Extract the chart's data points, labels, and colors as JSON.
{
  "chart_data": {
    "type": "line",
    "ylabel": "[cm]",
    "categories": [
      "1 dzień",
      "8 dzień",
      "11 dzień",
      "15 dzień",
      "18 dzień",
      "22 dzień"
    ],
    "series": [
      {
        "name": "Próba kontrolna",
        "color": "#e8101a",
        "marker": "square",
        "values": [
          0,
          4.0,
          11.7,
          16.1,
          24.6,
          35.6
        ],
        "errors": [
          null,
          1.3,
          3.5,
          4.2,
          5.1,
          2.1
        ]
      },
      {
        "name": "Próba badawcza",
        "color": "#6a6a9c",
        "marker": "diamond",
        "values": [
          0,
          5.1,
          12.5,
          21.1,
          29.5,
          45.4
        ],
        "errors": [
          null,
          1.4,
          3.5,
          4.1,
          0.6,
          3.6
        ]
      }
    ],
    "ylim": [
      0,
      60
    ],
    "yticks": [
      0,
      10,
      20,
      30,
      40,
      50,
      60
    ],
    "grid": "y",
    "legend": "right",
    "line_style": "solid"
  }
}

-*-*-

Instructions to follow: Copy all the records above exactly, missing none.

Solution to this problem:
Extract the chart's data points, labels, and colors as JSON.
{
  "chart_data": {
    "type": "line",
    "ylabel": "[cm]",
    "categories": [
      "1 dzień",
      "8 dzień",
      "11 dzień",
      "15 dzień",
      "18 dzień",
      "22 dzień"
    ],
    "series": [
      {
        "name": "Próba kontrolna",
        "color": "#e8101a",
        "marker": "square",
        "values": [
          0,
          4.0,
          11.7,
          16.1,
          24.6,
          35.6
        ],
        "errors": [
          null,
          1.3,
          3.5,
          4.2,
          5.1,
          2.1
        ]
      },
      {
        "name": "Próba badawcza",
        "color": "#6a6a9c",
        "marker": "diamond",
        "values": [
          0,
          5.1,
          12.5,
          21.1,
          29.5,
          45.4
        ],
        "errors": [
          null,
          1.4,
          3.5,
          4.1,
          0.6,
          3.6
        ]
      }
    ],
    "ylim": [
      0,
      60
    ],
    "yticks": [
      0,
      10,
      20,
      30,
      40,
      50,
      60
    ],
    "grid": "y",
    "legend": "right",
    "line_style": "solid"
  }
}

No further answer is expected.